Records from a data collection:
+ + + +

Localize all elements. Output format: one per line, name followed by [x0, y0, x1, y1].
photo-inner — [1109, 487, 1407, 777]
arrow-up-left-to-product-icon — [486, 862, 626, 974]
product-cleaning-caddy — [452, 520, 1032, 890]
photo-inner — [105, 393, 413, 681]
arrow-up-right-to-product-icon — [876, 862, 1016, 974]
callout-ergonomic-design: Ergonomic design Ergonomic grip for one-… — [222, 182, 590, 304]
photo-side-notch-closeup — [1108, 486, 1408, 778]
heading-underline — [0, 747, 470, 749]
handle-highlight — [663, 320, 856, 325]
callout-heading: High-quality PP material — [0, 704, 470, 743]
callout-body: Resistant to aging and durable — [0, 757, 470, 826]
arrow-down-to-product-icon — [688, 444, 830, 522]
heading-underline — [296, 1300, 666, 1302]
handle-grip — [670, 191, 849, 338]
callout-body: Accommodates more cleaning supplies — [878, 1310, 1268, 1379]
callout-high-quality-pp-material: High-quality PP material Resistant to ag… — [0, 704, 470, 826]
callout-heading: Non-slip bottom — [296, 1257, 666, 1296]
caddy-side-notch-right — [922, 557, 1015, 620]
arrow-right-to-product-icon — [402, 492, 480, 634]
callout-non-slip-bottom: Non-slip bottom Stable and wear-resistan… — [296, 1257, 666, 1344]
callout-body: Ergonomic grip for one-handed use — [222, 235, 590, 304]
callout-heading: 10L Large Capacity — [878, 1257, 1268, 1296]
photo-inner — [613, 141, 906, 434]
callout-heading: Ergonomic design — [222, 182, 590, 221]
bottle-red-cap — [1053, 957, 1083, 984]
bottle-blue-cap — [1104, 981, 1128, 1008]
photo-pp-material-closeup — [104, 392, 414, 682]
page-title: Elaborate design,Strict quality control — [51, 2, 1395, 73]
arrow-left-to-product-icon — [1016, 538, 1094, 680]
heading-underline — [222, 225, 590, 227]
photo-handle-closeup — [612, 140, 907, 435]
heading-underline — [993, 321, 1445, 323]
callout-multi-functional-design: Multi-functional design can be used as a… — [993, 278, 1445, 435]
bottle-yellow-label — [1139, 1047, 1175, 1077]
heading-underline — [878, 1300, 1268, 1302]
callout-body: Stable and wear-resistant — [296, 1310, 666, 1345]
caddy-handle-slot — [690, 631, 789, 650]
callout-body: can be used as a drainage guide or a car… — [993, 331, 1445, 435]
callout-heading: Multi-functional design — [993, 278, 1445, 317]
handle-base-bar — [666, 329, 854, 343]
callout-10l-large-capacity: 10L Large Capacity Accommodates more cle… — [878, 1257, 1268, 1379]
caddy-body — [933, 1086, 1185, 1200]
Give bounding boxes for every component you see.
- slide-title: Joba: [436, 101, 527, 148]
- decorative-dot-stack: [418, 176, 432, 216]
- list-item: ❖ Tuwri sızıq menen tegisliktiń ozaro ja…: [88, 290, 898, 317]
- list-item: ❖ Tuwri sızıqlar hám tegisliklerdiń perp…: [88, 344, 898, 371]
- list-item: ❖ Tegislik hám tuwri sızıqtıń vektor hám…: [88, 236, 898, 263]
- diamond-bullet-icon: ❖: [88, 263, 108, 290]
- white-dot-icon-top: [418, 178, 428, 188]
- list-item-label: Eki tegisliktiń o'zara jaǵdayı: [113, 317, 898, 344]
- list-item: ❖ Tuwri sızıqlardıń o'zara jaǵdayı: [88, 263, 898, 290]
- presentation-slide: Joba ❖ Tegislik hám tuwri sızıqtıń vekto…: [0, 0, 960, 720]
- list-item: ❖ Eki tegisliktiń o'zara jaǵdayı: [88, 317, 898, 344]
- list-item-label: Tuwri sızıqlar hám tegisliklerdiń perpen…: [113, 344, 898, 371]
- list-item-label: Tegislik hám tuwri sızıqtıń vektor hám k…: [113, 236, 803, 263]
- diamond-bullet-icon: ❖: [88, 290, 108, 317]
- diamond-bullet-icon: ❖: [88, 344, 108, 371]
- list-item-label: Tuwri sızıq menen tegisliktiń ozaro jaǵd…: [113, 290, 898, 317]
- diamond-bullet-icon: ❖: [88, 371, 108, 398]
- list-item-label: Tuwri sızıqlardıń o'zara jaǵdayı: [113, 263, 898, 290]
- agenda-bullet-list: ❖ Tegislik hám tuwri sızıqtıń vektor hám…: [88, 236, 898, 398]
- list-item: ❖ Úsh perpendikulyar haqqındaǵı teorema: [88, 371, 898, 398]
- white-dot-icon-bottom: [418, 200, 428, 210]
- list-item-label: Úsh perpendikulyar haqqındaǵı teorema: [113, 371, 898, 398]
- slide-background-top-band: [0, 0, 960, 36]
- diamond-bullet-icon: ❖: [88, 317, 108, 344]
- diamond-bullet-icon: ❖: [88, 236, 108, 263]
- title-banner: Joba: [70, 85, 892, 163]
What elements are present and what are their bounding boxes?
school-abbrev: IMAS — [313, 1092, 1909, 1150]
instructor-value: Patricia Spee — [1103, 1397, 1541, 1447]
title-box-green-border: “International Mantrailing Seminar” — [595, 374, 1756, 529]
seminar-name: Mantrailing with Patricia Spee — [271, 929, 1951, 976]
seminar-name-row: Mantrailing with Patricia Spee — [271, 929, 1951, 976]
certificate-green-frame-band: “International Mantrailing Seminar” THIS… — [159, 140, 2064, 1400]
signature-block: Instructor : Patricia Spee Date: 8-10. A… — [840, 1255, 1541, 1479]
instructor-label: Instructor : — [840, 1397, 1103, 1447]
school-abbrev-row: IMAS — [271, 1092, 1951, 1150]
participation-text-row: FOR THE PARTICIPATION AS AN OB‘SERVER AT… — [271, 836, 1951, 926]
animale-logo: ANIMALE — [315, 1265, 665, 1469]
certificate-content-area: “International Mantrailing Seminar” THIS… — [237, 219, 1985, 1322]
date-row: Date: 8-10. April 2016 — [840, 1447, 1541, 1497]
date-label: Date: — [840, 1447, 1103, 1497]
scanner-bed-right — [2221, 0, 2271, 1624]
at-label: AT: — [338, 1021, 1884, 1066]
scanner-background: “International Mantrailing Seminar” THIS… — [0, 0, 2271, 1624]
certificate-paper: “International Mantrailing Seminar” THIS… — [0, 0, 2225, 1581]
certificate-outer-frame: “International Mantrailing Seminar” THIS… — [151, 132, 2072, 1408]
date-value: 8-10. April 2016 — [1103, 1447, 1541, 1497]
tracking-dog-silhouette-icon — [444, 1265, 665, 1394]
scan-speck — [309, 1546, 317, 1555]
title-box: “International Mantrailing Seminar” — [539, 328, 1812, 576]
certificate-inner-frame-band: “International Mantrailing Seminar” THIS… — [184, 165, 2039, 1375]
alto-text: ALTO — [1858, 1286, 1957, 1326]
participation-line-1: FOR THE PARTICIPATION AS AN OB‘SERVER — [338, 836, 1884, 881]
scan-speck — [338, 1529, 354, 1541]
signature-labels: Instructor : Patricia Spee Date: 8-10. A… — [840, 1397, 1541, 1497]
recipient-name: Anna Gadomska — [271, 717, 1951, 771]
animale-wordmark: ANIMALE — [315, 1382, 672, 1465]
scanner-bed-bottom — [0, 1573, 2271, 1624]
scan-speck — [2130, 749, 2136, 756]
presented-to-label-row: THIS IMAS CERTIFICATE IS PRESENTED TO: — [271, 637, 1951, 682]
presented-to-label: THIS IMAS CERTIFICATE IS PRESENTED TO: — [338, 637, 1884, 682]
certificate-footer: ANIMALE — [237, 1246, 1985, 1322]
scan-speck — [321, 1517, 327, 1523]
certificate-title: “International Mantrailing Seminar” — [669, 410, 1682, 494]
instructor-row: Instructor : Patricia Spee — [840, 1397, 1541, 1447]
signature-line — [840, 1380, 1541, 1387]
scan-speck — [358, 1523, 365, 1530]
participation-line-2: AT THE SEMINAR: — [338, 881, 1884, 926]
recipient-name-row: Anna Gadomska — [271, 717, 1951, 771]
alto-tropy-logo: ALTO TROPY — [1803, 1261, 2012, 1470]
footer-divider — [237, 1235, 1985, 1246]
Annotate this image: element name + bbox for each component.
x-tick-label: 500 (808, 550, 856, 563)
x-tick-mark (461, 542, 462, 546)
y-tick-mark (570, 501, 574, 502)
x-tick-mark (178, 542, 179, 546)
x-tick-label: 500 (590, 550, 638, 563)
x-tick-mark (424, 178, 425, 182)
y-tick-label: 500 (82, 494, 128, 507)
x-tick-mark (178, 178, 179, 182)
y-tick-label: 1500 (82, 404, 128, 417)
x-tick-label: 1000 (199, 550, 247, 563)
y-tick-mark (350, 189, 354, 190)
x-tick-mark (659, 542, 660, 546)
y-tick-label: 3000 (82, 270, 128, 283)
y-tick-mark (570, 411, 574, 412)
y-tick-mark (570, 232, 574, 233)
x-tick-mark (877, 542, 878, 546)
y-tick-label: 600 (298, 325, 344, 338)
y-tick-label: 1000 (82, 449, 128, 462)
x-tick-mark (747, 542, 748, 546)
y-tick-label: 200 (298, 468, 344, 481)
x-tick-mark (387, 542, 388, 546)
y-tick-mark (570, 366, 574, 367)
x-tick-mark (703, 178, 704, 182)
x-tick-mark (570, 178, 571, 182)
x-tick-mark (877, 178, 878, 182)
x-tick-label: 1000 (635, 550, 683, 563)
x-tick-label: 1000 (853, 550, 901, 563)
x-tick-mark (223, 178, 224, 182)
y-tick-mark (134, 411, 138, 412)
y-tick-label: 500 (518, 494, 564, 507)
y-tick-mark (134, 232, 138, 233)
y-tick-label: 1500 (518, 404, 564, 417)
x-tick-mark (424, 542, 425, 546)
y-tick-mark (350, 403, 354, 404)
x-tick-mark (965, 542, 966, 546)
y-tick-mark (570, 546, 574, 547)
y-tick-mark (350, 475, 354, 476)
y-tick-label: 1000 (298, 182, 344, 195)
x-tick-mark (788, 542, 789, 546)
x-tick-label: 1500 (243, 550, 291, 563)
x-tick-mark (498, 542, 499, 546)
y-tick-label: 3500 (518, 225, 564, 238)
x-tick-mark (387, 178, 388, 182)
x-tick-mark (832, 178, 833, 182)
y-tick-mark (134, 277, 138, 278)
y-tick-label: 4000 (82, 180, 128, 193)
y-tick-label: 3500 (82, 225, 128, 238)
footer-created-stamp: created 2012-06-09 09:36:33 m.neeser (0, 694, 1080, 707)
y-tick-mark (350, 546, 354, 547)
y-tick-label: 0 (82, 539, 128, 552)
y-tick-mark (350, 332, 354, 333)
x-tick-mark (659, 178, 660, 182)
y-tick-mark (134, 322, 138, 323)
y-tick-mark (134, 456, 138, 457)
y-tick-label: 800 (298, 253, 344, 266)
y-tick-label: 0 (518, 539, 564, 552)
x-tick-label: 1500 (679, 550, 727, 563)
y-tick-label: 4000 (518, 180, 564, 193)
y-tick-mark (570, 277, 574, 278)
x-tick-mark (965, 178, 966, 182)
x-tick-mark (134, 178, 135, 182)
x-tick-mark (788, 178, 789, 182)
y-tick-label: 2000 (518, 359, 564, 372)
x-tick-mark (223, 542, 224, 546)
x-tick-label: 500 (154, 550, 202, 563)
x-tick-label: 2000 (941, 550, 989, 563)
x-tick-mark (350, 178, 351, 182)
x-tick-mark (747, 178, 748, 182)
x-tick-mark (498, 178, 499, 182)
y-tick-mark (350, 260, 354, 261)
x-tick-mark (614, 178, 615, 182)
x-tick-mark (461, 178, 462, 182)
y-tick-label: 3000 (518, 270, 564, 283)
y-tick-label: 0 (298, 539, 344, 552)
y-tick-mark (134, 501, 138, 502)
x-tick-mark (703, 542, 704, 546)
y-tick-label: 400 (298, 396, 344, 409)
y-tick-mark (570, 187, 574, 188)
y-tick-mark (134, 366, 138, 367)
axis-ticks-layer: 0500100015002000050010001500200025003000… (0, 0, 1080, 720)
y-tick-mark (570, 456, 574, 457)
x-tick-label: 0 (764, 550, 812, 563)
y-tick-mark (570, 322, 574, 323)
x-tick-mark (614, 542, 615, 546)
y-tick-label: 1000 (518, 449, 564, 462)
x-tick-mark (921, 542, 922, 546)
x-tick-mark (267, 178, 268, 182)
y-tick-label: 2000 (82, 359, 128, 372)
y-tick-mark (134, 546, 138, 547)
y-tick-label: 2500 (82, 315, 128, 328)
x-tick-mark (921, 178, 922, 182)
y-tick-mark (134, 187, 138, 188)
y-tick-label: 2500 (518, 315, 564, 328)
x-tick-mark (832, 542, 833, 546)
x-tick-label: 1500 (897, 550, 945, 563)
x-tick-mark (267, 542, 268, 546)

+ + + +

Exercise prompt:
Output as a JSON list of strings, one string per line, the lines of the records above starting at the first line and ending at the line that contains "handle-grip — [670, 191, 849, 338]". Leave out blank lines.

Final result:
[
  "Localize all elements. Output format: one per line, name followed by [x0, y0, x1, y1].",
  "photo-inner — [1109, 487, 1407, 777]",
  "arrow-up-left-to-product-icon — [486, 862, 626, 974]",
  "product-cleaning-caddy — [452, 520, 1032, 890]",
  "photo-inner — [105, 393, 413, 681]",
  "arrow-up-right-to-product-icon — [876, 862, 1016, 974]",
  "callout-ergonomic-design: Ergonomic design Ergonomic grip for one-… — [222, 182, 590, 304]",
  "photo-side-notch-closeup — [1108, 486, 1408, 778]",
  "heading-underline — [0, 747, 470, 749]",
  "handle-highlight — [663, 320, 856, 325]",
  "callout-heading: High-quality PP material — [0, 704, 470, 743]",
  "callout-body: Resistant to aging and durable — [0, 757, 470, 826]",
  "arrow-down-to-product-icon — [688, 444, 830, 522]",
  "heading-underline — [296, 1300, 666, 1302]",
  "handle-grip — [670, 191, 849, 338]"
]